[STATED PROBLEM]:
Pictures do not belong in the copy, so please give every entry below again exactly.

## Begin INPUT FOR THIS TASK

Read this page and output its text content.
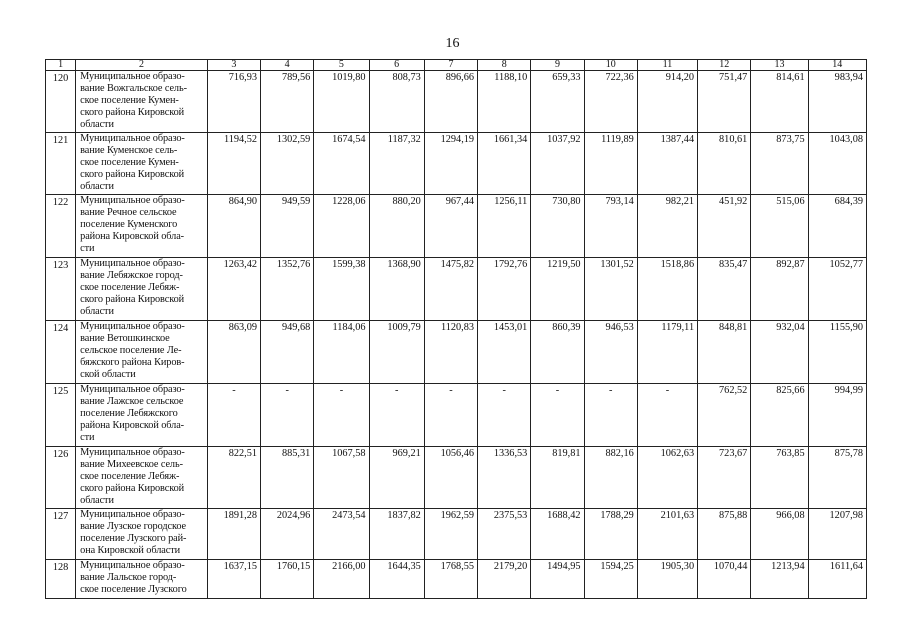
16
1	2	3	4	5	6	7	8	9	10	11	12	13	14
120	Муниципальное образо-
вание Вожгальское сель-
ское поселение Кумен-
ского района Кировской
области	716,93	789,56	1019,80	808,73	896,66	1188,10	659,33	722,36	914,20	751,47	814,61	983,94
121	Муниципальное образо-
вание Куменское сель-
ское поселение Кумен-
ского района Кировской
области	1194,52	1302,59	1674,54	1187,32	1294,19	1661,34	1037,92	1119,89	1387,44	810,61	873,75	1043,08
122	Муниципальное образо-
вание Речное сельское
поселение Куменского
района Кировской обла-
сти	864,90	949,59	1228,06	880,20	967,44	1256,11	730,80	793,14	982,21	451,92	515,06	684,39
123	Муниципальное образо-
вание Лебяжское город-
ское поселение Лебяж-
ского района Кировской
области	1263,42	1352,76	1599,38	1368,90	1475,82	1792,76	1219,50	1301,52	1518,86	835,47	892,87	1052,77
124	Муниципальное образо-
вание Ветошкинское
сельское поселение Ле-
бяжского района Киров-
ской области	863,09	949,68	1184,06	1009,79	1120,83	1453,01	860,39	946,53	1179,11	848,81	932,04	1155,90
125	Муниципальное образо-
вание Лажское сельское
поселение Лебяжского
района Кировской обла-
сти	-	-	-	-	-	-	-	-	-	762,52	825,66	994,99
126	Муниципальное образо-
вание Михеевское сель-
ское поселение Лебяж-
ского района Кировской
области	822,51	885,31	1067,58	969,21	1056,46	1336,53	819,81	882,16	1062,63	723,67	763,85	875,78
127	Муниципальное образо-
вание Лузское городское
поселение Лузского рай-
она Кировской области	1891,28	2024,96	2473,54	1837,82	1962,59	2375,53	1688,42	1788,29	2101,63	875,88	966,08	1207,98
128	Муниципальное образо-
вание Лальское город-
ское поселение Лузского	1637,15	1760,15	2166,00	1644,35	1768,55	2179,20	1494,95	1594,25	1905,30	1070,44	1213,94	1611,64
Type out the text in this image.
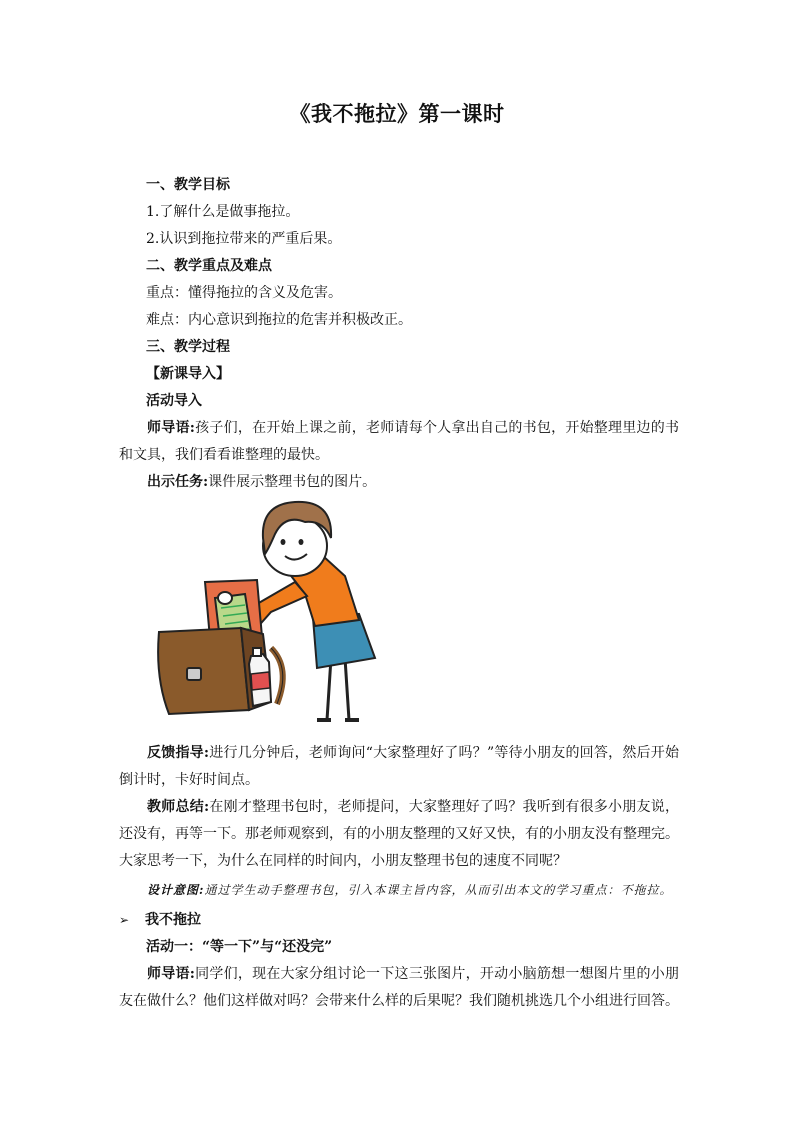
《我不拖拉》第一课时

一、教学目标

1.了解什么是做事拖拉。

2.认识到拖拉带来的严重后果。

二、教学重点及难点

重点：懂得拖拉的含义及危害。

难点：内心意识到拖拉的危害并积极改正。

三、教学过程

【新课导入】

活动导入

师导语:孩子们，在开始上课之前，老师请每个人拿出自己的书包，开始整理里边的书和文具，我们看看谁整理的最快。

出示任务:课件展示整理书包的图片。

反馈指导:进行几分钟后，老师询问“大家整理好了吗？”等待小朋友的回答，然后开始倒计时，卡好时间点。

教师总结:在刚才整理书包时，老师提问，大家整理好了吗？我听到有很多小朋友说，还没有，再等一下。那老师观察到，有的小朋友整理的又好又快，有的小朋友没有整理完。大家思考一下，为什么在同样的时间内，小朋友整理书包的速度不同呢？

设计意图:通过学生动手整理书包，引入本课主旨内容，从而引出本文的学习重点：不拖拉。

➢ 我不拖拉

活动一：“等一下”与“还没完”

师导语:同学们，现在大家分组讨论一下这三张图片，开动小脑筋想一想图片里的小朋友在做什么？他们这样做对吗？会带来什么样的后果呢？我们随机挑选几个小组进行回答。
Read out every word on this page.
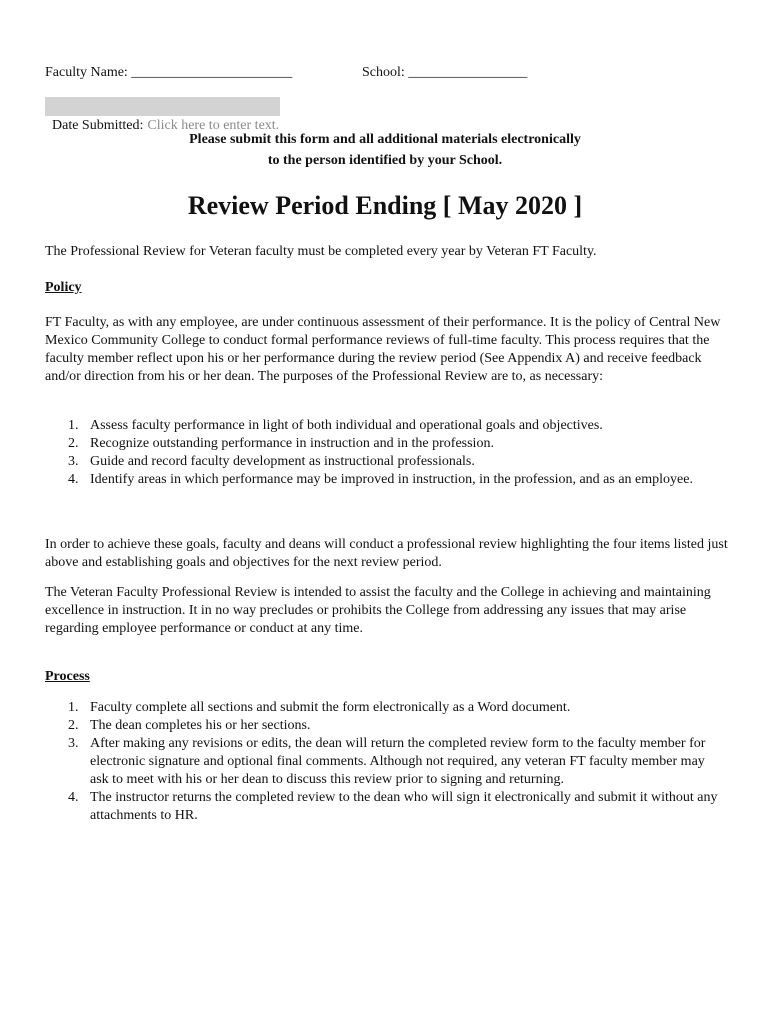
Faculty Name: _______________________	School: _________________

Date Submitted: Click here to enter text.

Please submit this form and all additional materials electronically
to the person identified by your School.
Review Period Ending [ May 2020 ]
The Professional Review for Veteran faculty must be completed every year by Veteran FT Faculty.
Policy
FT Faculty, as with any employee, are under continuous assessment of their performance. It is the policy of Central New Mexico Community College to conduct formal performance reviews of full-time faculty. This process requires that the faculty member reflect upon his or her performance during the review period (See Appendix A) and receive feedback and/or direction from his or her dean. The purposes of the Professional Review are to, as necessary:
1. Assess faculty performance in light of both individual and operational goals and objectives.
2. Recognize outstanding performance in instruction and in the profession.
3. Guide and record faculty development as instructional professionals.
4. Identify areas in which performance may be improved in instruction, in the profession, and as an employee.
In order to achieve these goals, faculty and deans will conduct a professional review highlighting the four items listed just above and establishing goals and objectives for the next review period.
The Veteran Faculty Professional Review is intended to assist the faculty and the College in achieving and maintaining excellence in instruction. It in no way precludes or prohibits the College from addressing any issues that may arise regarding employee performance or conduct at any time.
Process
1. Faculty complete all sections and submit the form electronically as a Word document.
2. The dean completes his or her sections.
3. After making any revisions or edits, the dean will return the completed review form to the faculty member for electronic signature and optional final comments. Although not required, any veteran FT faculty member may ask to meet with his or her dean to discuss this review prior to signing and returning.
4. The instructor returns the completed review to the dean who will sign it electronically and submit it without any attachments to HR.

## End INPUT FOR THIS TASK

[COMPLETE RESPONSE]:
Read this page and output its text content.
16
1	2	3	4	5	6	7	8	9	10	11	12	13	14
120	Муниципальное образо-
вание Вожгальское сель-
ское поселение Кумен-
ского района Кировской
области	716,93	789,56	1019,80	808,73	896,66	1188,10	659,33	722,36	914,20	751,47	814,61	983,94
121	Муниципальное образо-
вание Куменское сель-
ское поселение Кумен-
ского района Кировской
области	1194,52	1302,59	1674,54	1187,32	1294,19	1661,34	1037,92	1119,89	1387,44	810,61	873,75	1043,08
122	Муниципальное образо-
вание Речное сельское
поселение Куменского
района Кировской обла-
сти	864,90	949,59	1228,06	880,20	967,44	1256,11	730,80	793,14	982,21	451,92	515,06	684,39
123	Муниципальное образо-
вание Лебяжское город-
ское поселение Лебяж-
ского района Кировской
области	1263,42	1352,76	1599,38	1368,90	1475,82	1792,76	1219,50	1301,52	1518,86	835,47	892,87	1052,77
124	Муниципальное образо-
вание Ветошкинское
сельское поселение Ле-
бяжского района Киров-
ской области	863,09	949,68	1184,06	1009,79	1120,83	1453,01	860,39	946,53	1179,11	848,81	932,04	1155,90
125	Муниципальное образо-
вание Лажское сельское
поселение Лебяжского
района Кировской обла-
сти	-	-	-	-	-	-	-	-	-	762,52	825,66	994,99
126	Муниципальное образо-
вание Михеевское сель-
ское поселение Лебяж-
ского района Кировской
области	822,51	885,31	1067,58	969,21	1056,46	1336,53	819,81	882,16	1062,63	723,67	763,85	875,78
127	Муниципальное образо-
вание Лузское городское
поселение Лузского рай-
она Кировской области	1891,28	2024,96	2473,54	1837,82	1962,59	2375,53	1688,42	1788,29	2101,63	875,88	966,08	1207,98
128	Муниципальное образо-
вание Лальское город-
ское поселение Лузского	1637,15	1760,15	2166,00	1644,35	1768,55	2179,20	1494,95	1594,25	1905,30	1070,44	1213,94	1611,64
Type out the text in this image.
《我不拖拉》第一课时

一、教学目标

1.了解什么是做事拖拉。

2.认识到拖拉带来的严重后果。

二、教学重点及难点

重点：懂得拖拉的含义及危害。

难点：内心意识到拖拉的危害并积极改正。

三、教学过程

【新课导入】

活动导入

师导语:孩子们，在开始上课之前，老师请每个人拿出自己的书包，开始整理里边的书和文具，我们看看谁整理的最快。

出示任务:课件展示整理书包的图片。

反馈指导:进行几分钟后，老师询问“大家整理好了吗？”等待小朋友的回答，然后开始倒计时，卡好时间点。

教师总结:在刚才整理书包时，老师提问，大家整理好了吗？我听到有很多小朋友说，还没有，再等一下。那老师观察到，有的小朋友整理的又好又快，有的小朋友没有整理完。大家思考一下，为什么在同样的时间内，小朋友整理书包的速度不同呢？

设计意图:通过学生动手整理书包，引入本课主旨内容，从而引出本文的学习重点：不拖拉。

➢ 我不拖拉

活动一：“等一下”与“还没完”

师导语:同学们，现在大家分组讨论一下这三张图片，开动小脑筋想一想图片里的小朋友在做什么？他们这样做对吗？会带来什么样的后果呢？我们随机挑选几个小组进行回答。
Read out every word on this page.
Faculty Name: _______________________	School: _________________

Date Submitted: Click here to enter text.

Please submit this form and all additional materials electronically
to the person identified by your School.
Review Period Ending [ May 2020 ]
The Professional Review for Veteran faculty must be completed every year by Veteran FT Faculty.
Policy
FT Faculty, as with any employee, are under continuous assessment of their performance. It is the policy of Central New Mexico Community College to conduct formal performance reviews of full-time faculty. This process requires that the faculty member reflect upon his or her performance during the review period (See Appendix A) and receive feedback and/or direction from his or her dean. The purposes of the Professional Review are to, as necessary:
1. Assess faculty performance in light of both individual and operational goals and objectives.
2. Recognize outstanding performance in instruction and in the profession.
3. Guide and record faculty development as instructional professionals.
4. Identify areas in which performance may be improved in instruction, in the profession, and as an employee.
In order to achieve these goals, faculty and deans will conduct a professional review highlighting the four items listed just above and establishing goals and objectives for the next review period.
The Veteran Faculty Professional Review is intended to assist the faculty and the College in achieving and maintaining excellence in instruction. It in no way precludes or prohibits the College from addressing any issues that may arise regarding employee performance or conduct at any time.
Process
1. Faculty complete all sections and submit the form electronically as a Word document.
2. The dean completes his or her sections.
3. After making any revisions or edits, the dean will return the completed review form to the faculty member for electronic signature and optional final comments. Although not required, any veteran FT faculty member may ask to meet with his or her dean to discuss this review prior to signing and returning.
4. The instructor returns the completed review to the dean who will sign it electronically and submit it without any attachments to HR.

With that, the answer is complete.